## LISTING
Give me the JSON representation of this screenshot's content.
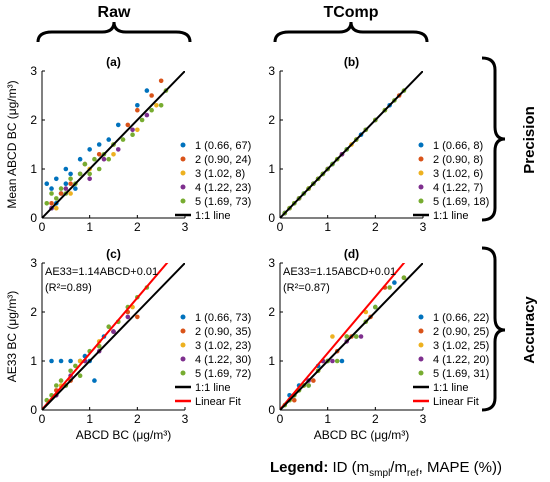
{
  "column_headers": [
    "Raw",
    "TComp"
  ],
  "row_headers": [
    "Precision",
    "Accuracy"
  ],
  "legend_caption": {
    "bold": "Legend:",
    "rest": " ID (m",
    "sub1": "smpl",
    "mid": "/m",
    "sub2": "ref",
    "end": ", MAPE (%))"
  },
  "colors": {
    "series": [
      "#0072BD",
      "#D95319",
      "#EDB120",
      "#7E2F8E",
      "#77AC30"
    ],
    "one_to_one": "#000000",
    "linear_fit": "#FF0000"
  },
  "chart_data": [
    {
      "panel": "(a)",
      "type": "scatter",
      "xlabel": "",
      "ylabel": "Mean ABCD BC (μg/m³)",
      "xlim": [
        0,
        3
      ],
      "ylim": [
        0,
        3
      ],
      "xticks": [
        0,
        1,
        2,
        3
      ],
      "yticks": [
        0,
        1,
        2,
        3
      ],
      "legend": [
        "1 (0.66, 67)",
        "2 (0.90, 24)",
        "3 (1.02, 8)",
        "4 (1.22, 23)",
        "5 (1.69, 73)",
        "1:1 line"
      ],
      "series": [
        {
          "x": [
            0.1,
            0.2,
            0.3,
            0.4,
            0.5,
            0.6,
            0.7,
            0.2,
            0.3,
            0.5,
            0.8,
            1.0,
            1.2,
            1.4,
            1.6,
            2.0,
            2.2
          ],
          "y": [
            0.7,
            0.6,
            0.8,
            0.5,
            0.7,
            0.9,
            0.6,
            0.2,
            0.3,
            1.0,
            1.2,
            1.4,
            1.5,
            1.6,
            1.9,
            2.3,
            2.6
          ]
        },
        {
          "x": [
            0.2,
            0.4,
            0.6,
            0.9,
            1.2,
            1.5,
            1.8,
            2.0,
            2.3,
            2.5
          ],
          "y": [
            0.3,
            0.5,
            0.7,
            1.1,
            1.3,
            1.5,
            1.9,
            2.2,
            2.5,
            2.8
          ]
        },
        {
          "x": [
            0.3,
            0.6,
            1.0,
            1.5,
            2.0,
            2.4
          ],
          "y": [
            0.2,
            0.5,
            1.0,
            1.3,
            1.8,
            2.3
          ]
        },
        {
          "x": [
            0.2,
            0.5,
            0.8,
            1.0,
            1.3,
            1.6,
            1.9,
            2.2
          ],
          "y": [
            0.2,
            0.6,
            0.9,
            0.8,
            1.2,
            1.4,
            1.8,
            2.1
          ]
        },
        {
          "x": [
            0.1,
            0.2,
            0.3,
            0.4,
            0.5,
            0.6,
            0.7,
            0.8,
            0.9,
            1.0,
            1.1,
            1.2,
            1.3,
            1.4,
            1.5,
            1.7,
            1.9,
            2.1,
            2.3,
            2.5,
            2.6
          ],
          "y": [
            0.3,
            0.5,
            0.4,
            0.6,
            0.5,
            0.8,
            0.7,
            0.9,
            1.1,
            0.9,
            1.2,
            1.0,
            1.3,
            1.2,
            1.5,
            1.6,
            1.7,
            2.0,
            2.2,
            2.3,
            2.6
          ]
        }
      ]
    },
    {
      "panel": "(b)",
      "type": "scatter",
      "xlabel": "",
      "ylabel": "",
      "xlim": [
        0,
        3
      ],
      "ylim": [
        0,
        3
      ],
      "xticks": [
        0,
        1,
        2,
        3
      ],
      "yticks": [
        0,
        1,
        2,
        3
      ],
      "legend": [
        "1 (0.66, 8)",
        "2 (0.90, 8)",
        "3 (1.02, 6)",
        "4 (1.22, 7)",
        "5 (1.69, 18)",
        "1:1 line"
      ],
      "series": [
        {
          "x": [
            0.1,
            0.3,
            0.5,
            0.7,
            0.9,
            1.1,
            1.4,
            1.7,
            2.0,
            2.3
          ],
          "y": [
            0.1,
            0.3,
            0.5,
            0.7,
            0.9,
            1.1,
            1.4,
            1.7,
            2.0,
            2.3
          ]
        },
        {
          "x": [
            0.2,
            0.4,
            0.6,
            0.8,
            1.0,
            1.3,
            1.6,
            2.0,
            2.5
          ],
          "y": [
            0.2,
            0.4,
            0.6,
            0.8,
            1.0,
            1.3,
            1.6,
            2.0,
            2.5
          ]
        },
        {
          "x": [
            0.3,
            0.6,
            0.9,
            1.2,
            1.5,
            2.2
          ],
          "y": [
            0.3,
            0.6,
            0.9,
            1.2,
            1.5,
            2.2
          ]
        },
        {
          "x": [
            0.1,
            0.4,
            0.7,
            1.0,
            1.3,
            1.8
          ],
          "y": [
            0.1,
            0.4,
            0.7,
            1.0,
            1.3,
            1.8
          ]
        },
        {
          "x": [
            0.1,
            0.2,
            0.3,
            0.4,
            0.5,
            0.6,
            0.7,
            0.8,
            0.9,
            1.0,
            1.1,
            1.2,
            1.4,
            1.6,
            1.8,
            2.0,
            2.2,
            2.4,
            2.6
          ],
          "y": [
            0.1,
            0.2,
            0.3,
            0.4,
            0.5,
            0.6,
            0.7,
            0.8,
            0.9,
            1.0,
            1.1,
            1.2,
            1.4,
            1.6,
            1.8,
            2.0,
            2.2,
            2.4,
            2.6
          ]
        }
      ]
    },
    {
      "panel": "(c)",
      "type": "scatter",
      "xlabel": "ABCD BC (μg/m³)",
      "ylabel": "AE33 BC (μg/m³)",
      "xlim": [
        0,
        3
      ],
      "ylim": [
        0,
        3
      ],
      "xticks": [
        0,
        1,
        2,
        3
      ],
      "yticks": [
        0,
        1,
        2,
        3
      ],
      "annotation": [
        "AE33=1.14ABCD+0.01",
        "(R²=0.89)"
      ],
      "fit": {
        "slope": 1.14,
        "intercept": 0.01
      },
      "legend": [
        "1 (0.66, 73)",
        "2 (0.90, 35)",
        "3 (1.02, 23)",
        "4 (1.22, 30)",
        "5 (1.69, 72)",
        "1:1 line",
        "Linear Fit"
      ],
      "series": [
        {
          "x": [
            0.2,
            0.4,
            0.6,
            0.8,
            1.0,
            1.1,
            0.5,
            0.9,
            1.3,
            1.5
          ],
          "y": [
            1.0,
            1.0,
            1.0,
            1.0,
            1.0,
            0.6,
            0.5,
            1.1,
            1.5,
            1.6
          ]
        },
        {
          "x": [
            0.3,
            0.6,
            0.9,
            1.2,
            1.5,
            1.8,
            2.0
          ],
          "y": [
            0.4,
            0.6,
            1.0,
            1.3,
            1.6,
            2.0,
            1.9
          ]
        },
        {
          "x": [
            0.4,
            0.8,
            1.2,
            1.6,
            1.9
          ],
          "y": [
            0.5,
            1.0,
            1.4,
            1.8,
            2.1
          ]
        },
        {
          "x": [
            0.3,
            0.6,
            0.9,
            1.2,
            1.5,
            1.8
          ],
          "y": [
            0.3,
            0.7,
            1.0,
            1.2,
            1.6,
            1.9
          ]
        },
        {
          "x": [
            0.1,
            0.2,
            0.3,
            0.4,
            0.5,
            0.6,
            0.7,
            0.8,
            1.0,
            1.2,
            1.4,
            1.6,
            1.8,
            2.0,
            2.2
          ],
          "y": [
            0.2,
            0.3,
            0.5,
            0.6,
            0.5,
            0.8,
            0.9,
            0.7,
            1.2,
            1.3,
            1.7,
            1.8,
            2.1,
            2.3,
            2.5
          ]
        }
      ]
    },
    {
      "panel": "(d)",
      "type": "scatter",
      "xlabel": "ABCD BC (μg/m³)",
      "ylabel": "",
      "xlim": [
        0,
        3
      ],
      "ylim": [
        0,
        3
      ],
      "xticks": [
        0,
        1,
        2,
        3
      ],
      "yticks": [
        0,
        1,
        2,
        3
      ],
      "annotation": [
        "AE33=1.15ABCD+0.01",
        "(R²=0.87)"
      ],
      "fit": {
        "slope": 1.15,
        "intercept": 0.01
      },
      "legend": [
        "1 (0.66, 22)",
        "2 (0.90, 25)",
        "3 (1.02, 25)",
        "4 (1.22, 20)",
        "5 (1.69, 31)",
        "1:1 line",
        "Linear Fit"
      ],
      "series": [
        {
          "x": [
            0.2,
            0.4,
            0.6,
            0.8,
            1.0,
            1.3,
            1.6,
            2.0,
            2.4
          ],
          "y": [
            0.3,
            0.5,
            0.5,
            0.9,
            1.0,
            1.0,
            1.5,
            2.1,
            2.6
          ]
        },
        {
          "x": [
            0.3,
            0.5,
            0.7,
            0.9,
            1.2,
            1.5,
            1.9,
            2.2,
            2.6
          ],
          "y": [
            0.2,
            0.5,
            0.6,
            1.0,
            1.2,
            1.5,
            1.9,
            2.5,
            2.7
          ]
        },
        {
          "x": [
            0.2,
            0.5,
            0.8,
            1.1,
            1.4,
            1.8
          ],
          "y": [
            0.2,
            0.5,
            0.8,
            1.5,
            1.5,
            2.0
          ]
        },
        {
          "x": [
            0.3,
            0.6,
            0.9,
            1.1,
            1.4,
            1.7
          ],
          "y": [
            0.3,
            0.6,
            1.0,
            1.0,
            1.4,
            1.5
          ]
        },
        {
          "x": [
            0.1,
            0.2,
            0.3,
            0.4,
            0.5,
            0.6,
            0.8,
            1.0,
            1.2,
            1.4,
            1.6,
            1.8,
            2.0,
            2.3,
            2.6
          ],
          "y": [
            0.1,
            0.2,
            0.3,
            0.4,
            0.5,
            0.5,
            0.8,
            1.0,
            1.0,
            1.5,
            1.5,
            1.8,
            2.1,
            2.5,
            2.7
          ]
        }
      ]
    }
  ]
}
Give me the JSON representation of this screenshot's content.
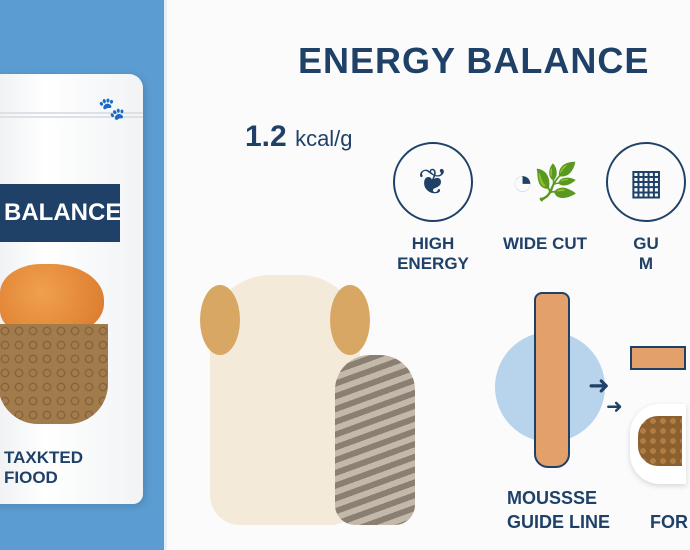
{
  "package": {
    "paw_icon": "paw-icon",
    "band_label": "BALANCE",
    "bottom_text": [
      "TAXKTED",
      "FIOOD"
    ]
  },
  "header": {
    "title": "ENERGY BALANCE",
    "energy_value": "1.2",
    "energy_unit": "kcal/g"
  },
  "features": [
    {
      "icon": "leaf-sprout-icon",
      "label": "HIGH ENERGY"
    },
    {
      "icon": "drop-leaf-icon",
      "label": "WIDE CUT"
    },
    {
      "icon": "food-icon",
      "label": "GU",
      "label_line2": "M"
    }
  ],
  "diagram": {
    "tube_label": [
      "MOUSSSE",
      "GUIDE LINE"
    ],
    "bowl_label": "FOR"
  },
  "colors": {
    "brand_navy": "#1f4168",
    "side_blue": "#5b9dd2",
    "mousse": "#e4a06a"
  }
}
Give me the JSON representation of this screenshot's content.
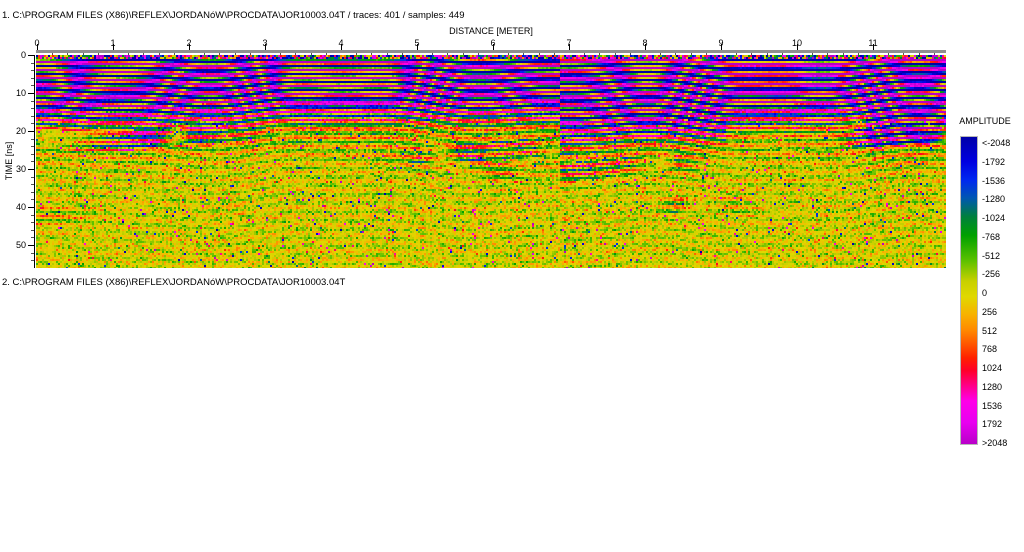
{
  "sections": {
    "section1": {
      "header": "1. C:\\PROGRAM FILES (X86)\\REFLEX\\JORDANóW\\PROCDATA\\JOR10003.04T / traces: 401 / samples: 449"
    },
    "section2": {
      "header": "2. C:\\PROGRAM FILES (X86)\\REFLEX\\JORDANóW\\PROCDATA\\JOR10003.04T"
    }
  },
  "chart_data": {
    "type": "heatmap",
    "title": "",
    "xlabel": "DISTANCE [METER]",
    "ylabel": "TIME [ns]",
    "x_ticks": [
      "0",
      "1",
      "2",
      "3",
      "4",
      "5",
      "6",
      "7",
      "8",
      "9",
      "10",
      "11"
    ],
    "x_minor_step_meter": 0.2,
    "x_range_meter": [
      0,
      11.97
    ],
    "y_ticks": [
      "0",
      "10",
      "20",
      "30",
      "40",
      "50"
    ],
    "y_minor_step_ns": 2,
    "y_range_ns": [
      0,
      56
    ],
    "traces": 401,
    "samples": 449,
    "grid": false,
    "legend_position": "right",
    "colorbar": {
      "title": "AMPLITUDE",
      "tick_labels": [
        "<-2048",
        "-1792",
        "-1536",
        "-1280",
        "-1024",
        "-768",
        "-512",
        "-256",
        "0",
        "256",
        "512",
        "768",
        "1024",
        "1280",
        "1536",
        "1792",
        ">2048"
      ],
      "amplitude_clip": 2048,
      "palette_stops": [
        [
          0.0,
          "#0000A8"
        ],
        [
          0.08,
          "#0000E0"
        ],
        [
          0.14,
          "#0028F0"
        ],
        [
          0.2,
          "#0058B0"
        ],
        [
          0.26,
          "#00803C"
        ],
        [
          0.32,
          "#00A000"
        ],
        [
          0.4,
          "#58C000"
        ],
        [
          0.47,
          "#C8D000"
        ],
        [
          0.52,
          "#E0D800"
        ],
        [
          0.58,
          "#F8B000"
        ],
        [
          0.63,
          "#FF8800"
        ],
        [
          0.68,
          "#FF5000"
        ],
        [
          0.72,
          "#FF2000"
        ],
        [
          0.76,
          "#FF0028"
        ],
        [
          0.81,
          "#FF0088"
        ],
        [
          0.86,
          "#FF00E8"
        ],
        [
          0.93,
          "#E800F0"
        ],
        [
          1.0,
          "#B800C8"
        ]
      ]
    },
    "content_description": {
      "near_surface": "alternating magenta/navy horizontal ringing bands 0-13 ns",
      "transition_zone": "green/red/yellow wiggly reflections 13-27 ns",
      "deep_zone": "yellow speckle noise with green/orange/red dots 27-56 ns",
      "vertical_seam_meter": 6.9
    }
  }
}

## WORK INSTRUCTIONS
Pick out all the lines with the word "icon" in them and copy them.

## WORKED SOLUTION
    "paw_icon": "paw-icon",
      "icon": "leaf-sprout-icon",
      "icon": "drop-leaf-icon",
      "icon": "food-icon",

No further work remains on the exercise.